** Begin **

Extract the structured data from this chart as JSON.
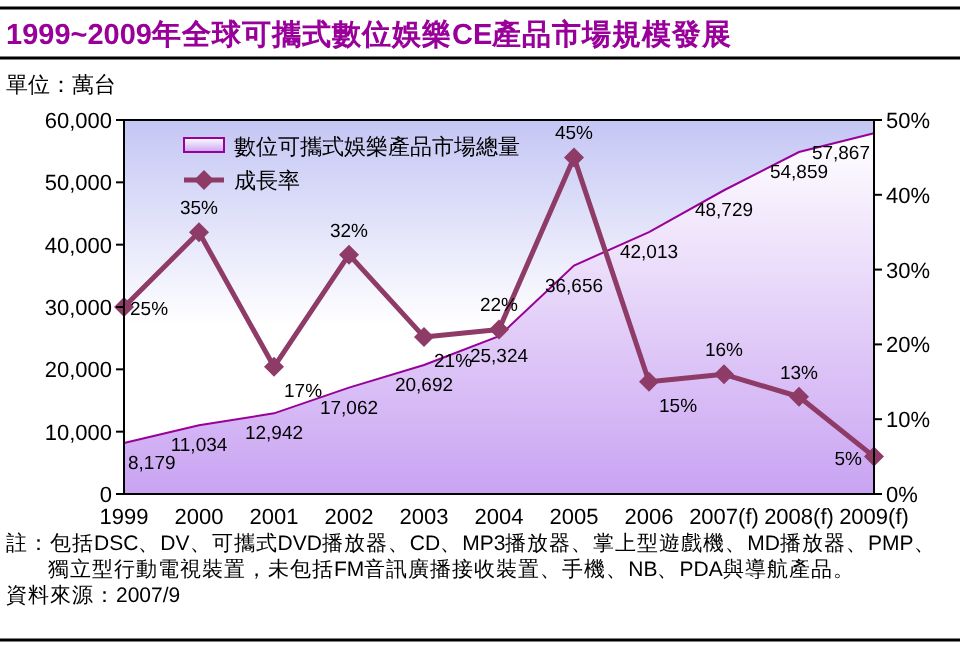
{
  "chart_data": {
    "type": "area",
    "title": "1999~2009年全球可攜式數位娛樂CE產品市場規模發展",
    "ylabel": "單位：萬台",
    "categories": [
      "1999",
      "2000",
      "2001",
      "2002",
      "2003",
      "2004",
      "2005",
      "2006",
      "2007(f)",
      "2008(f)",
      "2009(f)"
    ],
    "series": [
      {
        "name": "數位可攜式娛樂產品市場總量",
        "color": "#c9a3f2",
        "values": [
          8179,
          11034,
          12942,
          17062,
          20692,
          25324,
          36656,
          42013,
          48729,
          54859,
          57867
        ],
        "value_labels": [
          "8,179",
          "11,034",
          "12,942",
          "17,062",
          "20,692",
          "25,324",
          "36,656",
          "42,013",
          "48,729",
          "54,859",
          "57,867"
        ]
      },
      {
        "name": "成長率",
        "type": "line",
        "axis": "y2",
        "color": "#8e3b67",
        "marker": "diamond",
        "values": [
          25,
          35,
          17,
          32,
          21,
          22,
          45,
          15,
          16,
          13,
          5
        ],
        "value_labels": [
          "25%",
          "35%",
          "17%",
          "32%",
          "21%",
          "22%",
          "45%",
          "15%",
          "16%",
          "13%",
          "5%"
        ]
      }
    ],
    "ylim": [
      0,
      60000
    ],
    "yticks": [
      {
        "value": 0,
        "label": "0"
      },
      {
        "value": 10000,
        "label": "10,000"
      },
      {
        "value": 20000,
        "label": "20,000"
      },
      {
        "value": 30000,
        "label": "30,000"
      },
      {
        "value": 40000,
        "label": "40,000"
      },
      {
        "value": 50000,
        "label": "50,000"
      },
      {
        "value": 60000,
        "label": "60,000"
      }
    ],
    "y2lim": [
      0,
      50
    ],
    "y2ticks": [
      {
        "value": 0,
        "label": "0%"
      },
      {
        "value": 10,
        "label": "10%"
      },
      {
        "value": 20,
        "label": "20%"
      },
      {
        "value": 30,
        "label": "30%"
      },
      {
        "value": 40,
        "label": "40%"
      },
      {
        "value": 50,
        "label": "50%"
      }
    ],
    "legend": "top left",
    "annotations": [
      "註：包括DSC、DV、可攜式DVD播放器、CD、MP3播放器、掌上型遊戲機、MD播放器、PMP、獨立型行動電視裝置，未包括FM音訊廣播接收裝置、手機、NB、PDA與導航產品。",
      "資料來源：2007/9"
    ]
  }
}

** End **
** Begin **

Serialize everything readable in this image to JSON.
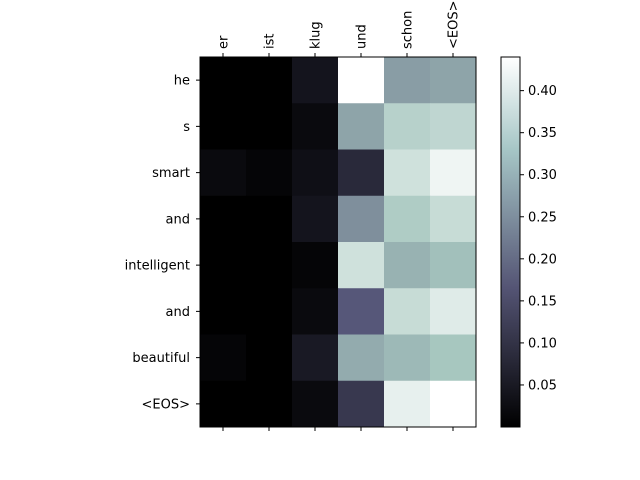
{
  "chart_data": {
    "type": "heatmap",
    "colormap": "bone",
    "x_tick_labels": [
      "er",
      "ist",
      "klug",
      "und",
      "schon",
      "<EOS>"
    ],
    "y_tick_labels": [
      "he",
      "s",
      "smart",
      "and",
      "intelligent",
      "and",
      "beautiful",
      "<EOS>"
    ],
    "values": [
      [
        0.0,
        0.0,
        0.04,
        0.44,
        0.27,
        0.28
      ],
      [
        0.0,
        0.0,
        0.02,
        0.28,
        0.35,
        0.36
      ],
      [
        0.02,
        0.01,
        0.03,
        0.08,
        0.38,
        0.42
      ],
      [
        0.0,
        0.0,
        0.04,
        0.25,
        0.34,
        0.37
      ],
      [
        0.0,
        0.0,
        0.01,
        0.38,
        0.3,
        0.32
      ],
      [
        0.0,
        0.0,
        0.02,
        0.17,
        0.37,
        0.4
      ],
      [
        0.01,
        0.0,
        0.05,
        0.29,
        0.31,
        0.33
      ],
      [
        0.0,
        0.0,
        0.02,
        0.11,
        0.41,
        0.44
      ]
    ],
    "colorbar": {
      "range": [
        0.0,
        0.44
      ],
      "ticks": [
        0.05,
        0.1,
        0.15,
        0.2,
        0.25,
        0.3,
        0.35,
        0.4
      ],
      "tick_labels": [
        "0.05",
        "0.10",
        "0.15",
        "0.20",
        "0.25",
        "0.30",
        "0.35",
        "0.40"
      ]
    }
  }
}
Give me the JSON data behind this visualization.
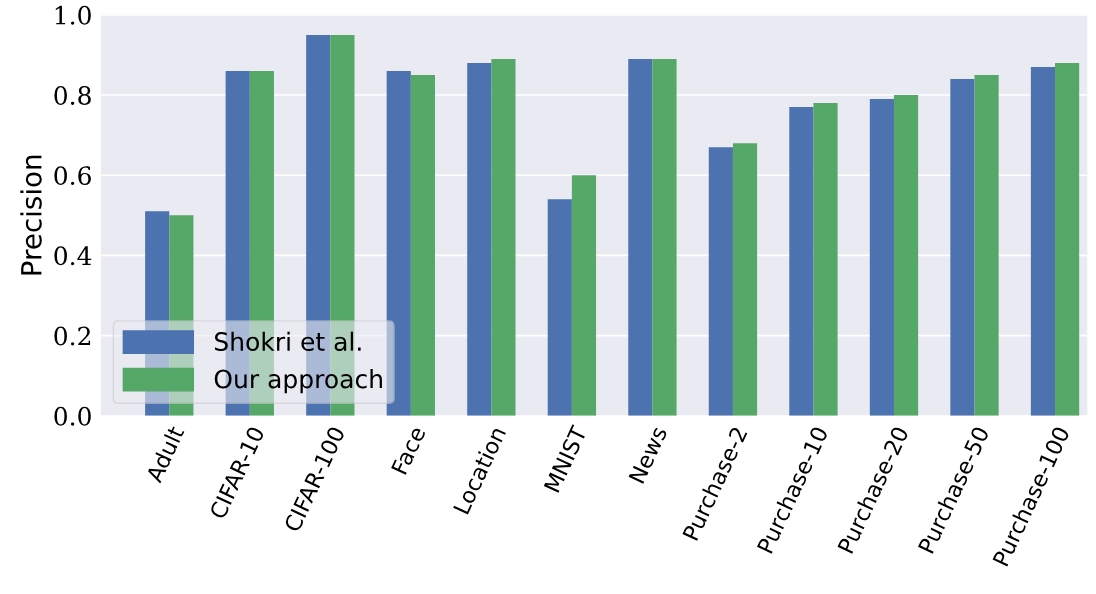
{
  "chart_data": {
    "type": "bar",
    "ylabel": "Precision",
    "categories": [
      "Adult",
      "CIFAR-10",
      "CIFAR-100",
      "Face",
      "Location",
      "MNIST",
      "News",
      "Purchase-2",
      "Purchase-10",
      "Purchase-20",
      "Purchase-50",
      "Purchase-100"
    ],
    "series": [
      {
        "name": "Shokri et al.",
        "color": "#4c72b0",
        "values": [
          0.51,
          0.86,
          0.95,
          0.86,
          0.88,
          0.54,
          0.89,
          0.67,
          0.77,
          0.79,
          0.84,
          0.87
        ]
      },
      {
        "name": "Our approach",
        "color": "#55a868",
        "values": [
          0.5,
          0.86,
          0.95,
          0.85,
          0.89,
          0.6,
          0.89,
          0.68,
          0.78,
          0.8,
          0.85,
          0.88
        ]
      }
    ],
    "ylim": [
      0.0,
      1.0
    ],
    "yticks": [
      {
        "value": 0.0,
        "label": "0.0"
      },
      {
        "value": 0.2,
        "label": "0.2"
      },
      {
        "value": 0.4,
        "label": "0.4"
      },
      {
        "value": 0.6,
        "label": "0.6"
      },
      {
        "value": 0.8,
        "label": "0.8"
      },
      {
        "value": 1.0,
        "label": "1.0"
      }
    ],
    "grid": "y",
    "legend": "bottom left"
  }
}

** End **

*Your task:*
Among the lines above, how many contain the string "type"? State the number alone.

*Expected answer:*
4